Data items:
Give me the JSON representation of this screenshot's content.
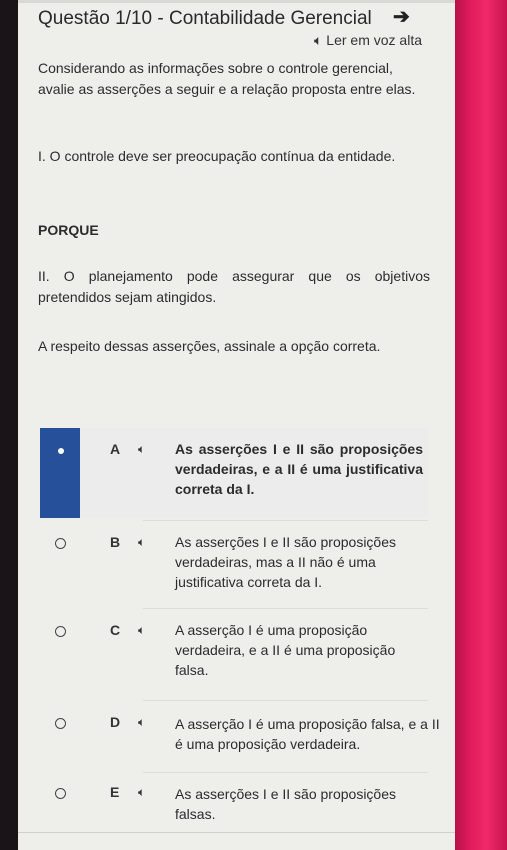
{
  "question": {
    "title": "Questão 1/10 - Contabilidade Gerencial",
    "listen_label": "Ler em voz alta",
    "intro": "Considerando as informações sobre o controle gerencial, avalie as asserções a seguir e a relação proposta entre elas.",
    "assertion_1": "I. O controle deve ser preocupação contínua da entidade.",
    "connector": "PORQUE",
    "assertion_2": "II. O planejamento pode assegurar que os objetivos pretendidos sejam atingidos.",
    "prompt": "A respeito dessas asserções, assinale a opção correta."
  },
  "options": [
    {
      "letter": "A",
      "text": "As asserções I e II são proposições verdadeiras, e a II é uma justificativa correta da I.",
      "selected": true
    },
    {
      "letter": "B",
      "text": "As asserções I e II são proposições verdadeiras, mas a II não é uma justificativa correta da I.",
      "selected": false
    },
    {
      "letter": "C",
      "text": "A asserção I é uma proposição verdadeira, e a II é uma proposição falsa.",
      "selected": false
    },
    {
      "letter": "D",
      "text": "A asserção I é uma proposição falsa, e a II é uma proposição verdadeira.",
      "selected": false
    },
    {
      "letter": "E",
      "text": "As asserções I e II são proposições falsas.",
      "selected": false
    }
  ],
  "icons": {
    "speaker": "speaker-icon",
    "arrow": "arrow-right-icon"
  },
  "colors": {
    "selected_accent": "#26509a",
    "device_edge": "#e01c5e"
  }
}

...

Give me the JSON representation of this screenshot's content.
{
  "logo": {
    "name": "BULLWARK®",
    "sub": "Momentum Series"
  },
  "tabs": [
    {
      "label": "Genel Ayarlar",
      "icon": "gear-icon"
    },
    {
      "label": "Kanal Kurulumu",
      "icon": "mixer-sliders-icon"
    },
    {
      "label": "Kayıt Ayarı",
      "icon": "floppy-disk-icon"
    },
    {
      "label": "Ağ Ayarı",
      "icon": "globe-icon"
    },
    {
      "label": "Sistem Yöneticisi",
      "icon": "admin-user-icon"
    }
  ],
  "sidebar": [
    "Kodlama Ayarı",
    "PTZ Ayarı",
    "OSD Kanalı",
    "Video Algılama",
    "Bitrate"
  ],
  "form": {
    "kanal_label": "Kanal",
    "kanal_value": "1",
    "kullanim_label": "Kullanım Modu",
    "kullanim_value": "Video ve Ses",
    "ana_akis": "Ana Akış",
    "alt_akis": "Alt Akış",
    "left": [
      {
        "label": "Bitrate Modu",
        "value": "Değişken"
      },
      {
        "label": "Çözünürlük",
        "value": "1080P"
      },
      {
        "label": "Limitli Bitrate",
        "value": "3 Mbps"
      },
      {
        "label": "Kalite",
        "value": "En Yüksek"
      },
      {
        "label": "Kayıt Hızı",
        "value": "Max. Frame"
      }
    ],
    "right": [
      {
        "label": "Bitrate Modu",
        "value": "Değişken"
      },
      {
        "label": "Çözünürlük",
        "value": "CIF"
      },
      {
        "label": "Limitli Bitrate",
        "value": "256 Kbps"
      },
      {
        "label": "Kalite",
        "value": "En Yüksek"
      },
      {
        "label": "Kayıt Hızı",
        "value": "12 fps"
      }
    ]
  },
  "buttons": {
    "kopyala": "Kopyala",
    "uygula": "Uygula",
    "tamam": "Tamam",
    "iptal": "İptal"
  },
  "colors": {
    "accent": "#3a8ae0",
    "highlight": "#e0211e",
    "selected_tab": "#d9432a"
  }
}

* * *

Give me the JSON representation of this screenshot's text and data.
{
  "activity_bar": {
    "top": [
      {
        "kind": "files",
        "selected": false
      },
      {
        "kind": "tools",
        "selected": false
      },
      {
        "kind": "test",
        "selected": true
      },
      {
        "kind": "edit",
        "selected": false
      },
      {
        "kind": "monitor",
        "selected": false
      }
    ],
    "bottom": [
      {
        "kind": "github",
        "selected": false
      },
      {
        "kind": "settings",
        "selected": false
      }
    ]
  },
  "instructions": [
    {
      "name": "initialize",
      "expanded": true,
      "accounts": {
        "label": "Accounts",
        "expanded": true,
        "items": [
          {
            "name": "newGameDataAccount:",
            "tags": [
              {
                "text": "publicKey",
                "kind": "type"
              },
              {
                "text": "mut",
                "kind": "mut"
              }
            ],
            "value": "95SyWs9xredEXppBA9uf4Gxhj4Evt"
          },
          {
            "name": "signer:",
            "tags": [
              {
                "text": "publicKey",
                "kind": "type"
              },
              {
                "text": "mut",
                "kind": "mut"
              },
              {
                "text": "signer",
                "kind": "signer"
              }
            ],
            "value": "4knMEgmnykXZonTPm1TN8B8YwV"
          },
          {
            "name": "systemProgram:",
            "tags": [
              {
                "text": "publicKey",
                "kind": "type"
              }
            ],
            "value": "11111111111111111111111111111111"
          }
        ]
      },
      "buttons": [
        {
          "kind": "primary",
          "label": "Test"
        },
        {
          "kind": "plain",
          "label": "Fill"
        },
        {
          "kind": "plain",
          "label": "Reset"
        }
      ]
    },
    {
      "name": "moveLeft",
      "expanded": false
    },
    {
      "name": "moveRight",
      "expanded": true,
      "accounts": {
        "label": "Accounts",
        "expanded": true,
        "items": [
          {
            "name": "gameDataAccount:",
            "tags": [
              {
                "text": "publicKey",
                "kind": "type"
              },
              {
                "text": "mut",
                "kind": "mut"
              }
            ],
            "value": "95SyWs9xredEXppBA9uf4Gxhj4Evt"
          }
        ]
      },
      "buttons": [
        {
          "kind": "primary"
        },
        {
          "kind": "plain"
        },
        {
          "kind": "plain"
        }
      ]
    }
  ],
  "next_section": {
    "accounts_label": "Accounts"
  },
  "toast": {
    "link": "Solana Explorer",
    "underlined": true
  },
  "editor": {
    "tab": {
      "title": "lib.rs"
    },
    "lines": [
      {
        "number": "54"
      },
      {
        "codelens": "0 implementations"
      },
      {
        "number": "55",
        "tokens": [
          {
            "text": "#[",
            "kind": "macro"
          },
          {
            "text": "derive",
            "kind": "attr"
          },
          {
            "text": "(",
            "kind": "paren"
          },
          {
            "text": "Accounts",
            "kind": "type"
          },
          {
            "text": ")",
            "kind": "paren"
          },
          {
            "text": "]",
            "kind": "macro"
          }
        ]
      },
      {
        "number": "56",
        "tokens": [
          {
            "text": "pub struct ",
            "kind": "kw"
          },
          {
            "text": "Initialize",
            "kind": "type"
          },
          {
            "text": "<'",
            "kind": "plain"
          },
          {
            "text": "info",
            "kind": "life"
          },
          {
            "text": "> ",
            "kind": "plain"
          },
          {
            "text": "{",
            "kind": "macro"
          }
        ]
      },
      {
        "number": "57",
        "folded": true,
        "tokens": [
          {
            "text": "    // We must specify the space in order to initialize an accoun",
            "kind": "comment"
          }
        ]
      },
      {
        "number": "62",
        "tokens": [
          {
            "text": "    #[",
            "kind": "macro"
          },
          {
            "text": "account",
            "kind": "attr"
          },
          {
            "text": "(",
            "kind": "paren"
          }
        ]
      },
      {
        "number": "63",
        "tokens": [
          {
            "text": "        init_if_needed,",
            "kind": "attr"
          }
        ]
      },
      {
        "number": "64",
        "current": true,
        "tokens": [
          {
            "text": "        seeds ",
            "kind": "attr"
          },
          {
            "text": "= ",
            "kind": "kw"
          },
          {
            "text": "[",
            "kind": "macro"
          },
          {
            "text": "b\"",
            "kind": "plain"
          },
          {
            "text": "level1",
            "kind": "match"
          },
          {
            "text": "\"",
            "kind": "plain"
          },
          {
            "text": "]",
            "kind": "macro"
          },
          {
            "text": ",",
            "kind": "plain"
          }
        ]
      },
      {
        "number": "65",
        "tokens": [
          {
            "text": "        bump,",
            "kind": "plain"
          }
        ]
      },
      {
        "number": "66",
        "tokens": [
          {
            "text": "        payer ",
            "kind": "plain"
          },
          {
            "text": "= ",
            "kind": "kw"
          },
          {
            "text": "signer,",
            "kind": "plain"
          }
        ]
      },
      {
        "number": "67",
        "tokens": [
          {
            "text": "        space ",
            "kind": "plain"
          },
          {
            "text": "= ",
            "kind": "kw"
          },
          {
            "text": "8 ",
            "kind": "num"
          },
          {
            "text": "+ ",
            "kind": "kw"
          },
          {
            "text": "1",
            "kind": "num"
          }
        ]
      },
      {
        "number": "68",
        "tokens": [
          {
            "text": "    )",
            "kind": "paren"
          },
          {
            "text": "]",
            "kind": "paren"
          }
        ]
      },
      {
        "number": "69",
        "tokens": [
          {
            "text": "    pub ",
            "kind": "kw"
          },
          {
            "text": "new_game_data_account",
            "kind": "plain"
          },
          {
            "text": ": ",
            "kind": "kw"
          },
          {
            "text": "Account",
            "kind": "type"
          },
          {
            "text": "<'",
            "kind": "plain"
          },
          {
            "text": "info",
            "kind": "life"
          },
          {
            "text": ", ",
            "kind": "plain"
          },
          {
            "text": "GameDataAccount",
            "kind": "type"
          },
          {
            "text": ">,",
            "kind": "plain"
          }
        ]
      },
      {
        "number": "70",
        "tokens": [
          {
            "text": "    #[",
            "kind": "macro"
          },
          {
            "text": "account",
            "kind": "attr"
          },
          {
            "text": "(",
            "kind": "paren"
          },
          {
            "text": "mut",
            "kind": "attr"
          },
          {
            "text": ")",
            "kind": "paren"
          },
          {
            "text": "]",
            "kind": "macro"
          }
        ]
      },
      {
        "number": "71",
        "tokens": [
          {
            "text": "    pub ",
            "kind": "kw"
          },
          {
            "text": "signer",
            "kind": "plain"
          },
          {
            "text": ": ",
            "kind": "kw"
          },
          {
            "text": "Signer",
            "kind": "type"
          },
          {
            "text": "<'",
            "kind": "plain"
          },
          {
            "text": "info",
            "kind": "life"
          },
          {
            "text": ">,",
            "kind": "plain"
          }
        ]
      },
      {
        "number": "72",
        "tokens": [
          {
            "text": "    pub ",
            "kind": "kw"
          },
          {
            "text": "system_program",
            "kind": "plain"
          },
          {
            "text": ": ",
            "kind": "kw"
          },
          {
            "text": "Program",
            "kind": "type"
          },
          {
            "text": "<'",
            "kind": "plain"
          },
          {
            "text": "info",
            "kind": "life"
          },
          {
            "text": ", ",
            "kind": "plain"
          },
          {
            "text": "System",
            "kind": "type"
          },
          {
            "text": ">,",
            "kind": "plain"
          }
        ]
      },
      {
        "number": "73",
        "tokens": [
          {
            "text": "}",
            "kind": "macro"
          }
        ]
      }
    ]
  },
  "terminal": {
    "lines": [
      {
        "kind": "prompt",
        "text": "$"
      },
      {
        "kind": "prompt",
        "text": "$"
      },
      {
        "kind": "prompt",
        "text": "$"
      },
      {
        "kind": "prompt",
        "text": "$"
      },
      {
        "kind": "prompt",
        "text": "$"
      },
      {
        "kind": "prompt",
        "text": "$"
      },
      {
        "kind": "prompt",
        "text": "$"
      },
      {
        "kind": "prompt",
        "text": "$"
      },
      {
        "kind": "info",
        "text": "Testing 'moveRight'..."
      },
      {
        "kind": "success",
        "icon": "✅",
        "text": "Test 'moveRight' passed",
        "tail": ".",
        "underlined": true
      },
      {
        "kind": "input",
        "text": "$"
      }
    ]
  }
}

= What to do =
List every line in the records above that contains the word "space".

= Exercise solution =
            "text": "    // We must specify the space in order to initialize an accoun",
            "text": "        space ",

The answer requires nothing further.